**Provided material:**
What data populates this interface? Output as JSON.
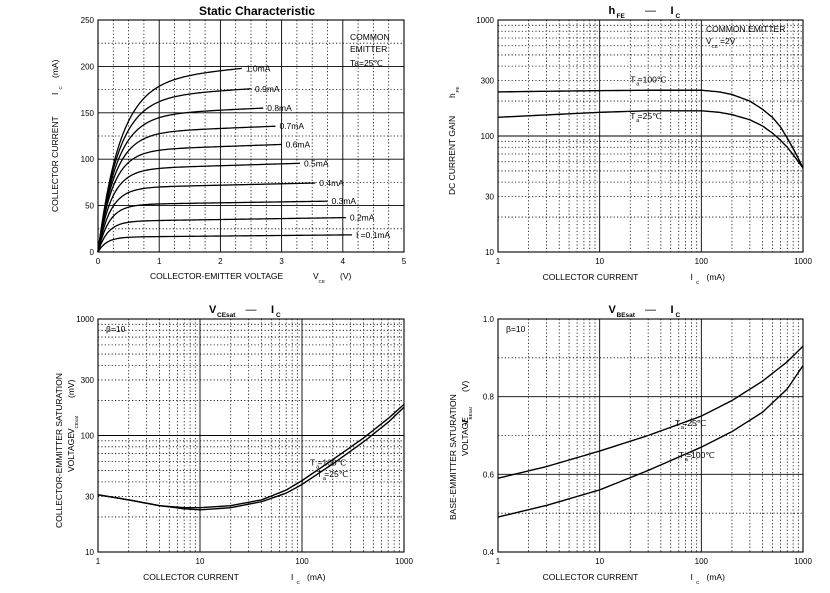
{
  "chart_data": [
    {
      "type": "line",
      "title": "Static Characteristic",
      "xlabel": "COLLECTOR-EMITTER VOLTAGE",
      "xlabel_sym": "V",
      "xlabel_sub": "CE",
      "xlabel_unit": "(V)",
      "ylabel": "COLLECTOR CURRENT",
      "ylabel_sym": "I",
      "ylabel_sub": "C",
      "ylabel_unit": "(mA)",
      "xscale": "linear",
      "yscale": "linear",
      "xlim": [
        0,
        5
      ],
      "ylim": [
        0,
        250
      ],
      "xticks": [
        0,
        1,
        2,
        3,
        4,
        5
      ],
      "yticks": [
        0,
        50,
        100,
        150,
        200,
        250
      ],
      "grid": "dotted minor, solid major",
      "annotation": [
        "COMMON",
        "EMITTER",
        "Ta=25℃"
      ],
      "series": [
        {
          "name": "IB=0.1mA",
          "label": "I  =0.1mA",
          "sat": 16,
          "knee": 0.14,
          "slope": 0.6,
          "label_x": 4.15
        },
        {
          "name": "0.2mA",
          "label": "0.2mA",
          "sat": 33,
          "knee": 0.16,
          "slope": 1.0,
          "label_x": 4.05
        },
        {
          "name": "0.3mA",
          "label": "0.3mA",
          "sat": 51,
          "knee": 0.18,
          "slope": 1.0,
          "label_x": 3.75
        },
        {
          "name": "0.4mA",
          "label": "0.4mA",
          "sat": 69,
          "knee": 0.2,
          "slope": 1.5,
          "label_x": 3.55
        },
        {
          "name": "0.5mA",
          "label": "0.5mA",
          "sat": 89,
          "knee": 0.22,
          "slope": 2.0,
          "label_x": 3.3
        },
        {
          "name": "0.6mA",
          "label": "0.6mA",
          "sat": 109,
          "knee": 0.24,
          "slope": 2.3,
          "label_x": 3.0
        },
        {
          "name": "0.7mA",
          "label": "0.7mA",
          "sat": 128,
          "knee": 0.27,
          "slope": 2.6,
          "label_x": 2.9
        },
        {
          "name": "0.8mA",
          "label": "0.8mA",
          "sat": 147,
          "knee": 0.3,
          "slope": 3.0,
          "label_x": 2.7
        },
        {
          "name": "0.9mA",
          "label": "0.9mA",
          "sat": 166,
          "knee": 0.33,
          "slope": 4.0,
          "label_x": 2.5
        },
        {
          "name": "1.0mA",
          "label": "1.0mA",
          "sat": 184,
          "knee": 0.36,
          "slope": 6.0,
          "label_x": 2.35
        }
      ]
    },
    {
      "type": "line",
      "title": "hFE — IC",
      "title_parts": [
        "h",
        "FE",
        "—",
        "I",
        "C"
      ],
      "xlabel": "COLLECTOR CURRENT",
      "xlabel_sym": "I",
      "xlabel_sub": "C",
      "xlabel_unit": "(mA)",
      "ylabel": "DC CURRENT GAIN",
      "ylabel_sym": "h",
      "ylabel_sub": "FE",
      "xscale": "log",
      "yscale": "log",
      "xlim": [
        1,
        1000
      ],
      "ylim": [
        10,
        1000
      ],
      "xticks": [
        1,
        10,
        100,
        1000
      ],
      "yticks": [
        10,
        30,
        100,
        300,
        1000
      ],
      "grid": "dotted minor, solid major",
      "annotation": [
        "COMMON EMITTER",
        "VCE=2V"
      ],
      "series": [
        {
          "name": "Ta=100℃",
          "label": "T =100℃",
          "x": [
            1,
            3,
            10,
            30,
            100,
            150,
            200,
            300,
            400,
            500,
            600,
            700,
            800,
            900,
            1000
          ],
          "y": [
            240,
            243,
            246,
            248,
            248,
            240,
            228,
            200,
            170,
            145,
            120,
            96,
            78,
            64,
            53
          ]
        },
        {
          "name": "Ta=25℃",
          "label": "T =25℃",
          "x": [
            1,
            3,
            10,
            30,
            100,
            150,
            200,
            300,
            400,
            500,
            600,
            700,
            800,
            900,
            1000
          ],
          "y": [
            145,
            152,
            160,
            165,
            165,
            160,
            153,
            138,
            122,
            106,
            92,
            80,
            69,
            60,
            53
          ]
        }
      ]
    },
    {
      "type": "line",
      "title": "VCEsat — IC",
      "title_parts": [
        "V",
        "CEsat",
        "—",
        "I",
        "C"
      ],
      "xlabel": "COLLECTOR CURRENT",
      "xlabel_sym": "I",
      "xlabel_sub": "C",
      "xlabel_unit": "(mA)",
      "ylabel": "COLLECTOR-EMMITTER SATURATION",
      "ylabel2": "VOLTAGE",
      "ylabel_sym": "V",
      "ylabel_sub": "CEsat",
      "ylabel_unit": "(mV)",
      "xscale": "log",
      "yscale": "log",
      "xlim": [
        1,
        1000
      ],
      "ylim": [
        10,
        1000
      ],
      "xticks": [
        1,
        10,
        100,
        1000
      ],
      "yticks": [
        10,
        30,
        100,
        300,
        1000
      ],
      "grid": "dotted minor, solid major",
      "annotation": [
        "β=10"
      ],
      "series": [
        {
          "name": "Ta=100℃",
          "label": "T =100℃",
          "x": [
            1,
            2,
            4,
            7,
            10,
            20,
            40,
            70,
            100,
            200,
            400,
            700,
            1000
          ],
          "y": [
            31,
            28,
            25,
            24,
            24,
            25,
            28,
            34,
            41,
            62,
            95,
            140,
            185
          ]
        },
        {
          "name": "Ta=25℃",
          "label": "T =25℃",
          "x": [
            1,
            2,
            4,
            7,
            10,
            20,
            40,
            70,
            100,
            200,
            400,
            700,
            1000
          ],
          "y": [
            31,
            28,
            25,
            23.5,
            23,
            24,
            27,
            32,
            38,
            57,
            88,
            130,
            175
          ]
        }
      ]
    },
    {
      "type": "line",
      "title": "VBEsat — IC",
      "title_parts": [
        "V",
        "BEsat",
        "—",
        "I",
        "C"
      ],
      "xlabel": "COLLECTOR CURRENT",
      "xlabel_sym": "I",
      "xlabel_sub": "C",
      "xlabel_unit": "(mA)",
      "ylabel": "BASE-EMMITTER SATURATION",
      "ylabel2": "VOLTAGE",
      "ylabel_sym": "V",
      "ylabel_sub": "BEsat",
      "ylabel_unit": "(V)",
      "xscale": "log",
      "yscale": "linear",
      "xlim": [
        1,
        1000
      ],
      "ylim": [
        0.4,
        1.0
      ],
      "xticks": [
        1,
        10,
        100,
        1000
      ],
      "yticks": [
        0.4,
        0.6,
        0.8,
        1.0
      ],
      "grid": "dotted minor, solid major",
      "annotation": [
        "β=10"
      ],
      "series": [
        {
          "name": "Ta=25℃",
          "label": "T =25℃",
          "x": [
            1,
            3,
            10,
            30,
            100,
            200,
            400,
            700,
            1000
          ],
          "y": [
            0.59,
            0.62,
            0.66,
            0.7,
            0.75,
            0.79,
            0.84,
            0.89,
            0.93
          ]
        },
        {
          "name": "Ta=100℃",
          "label": "T =100℃",
          "x": [
            1,
            3,
            10,
            30,
            100,
            200,
            400,
            700,
            1000
          ],
          "y": [
            0.49,
            0.52,
            0.56,
            0.61,
            0.67,
            0.71,
            0.76,
            0.82,
            0.88
          ]
        }
      ]
    }
  ]
}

**The request:**
Find every line that has "SATURATION" in it, then return those lines.

**Reply:**
      "ylabel": "COLLECTOR-EMMITTER SATURATION",
      "ylabel": "BASE-EMMITTER SATURATION",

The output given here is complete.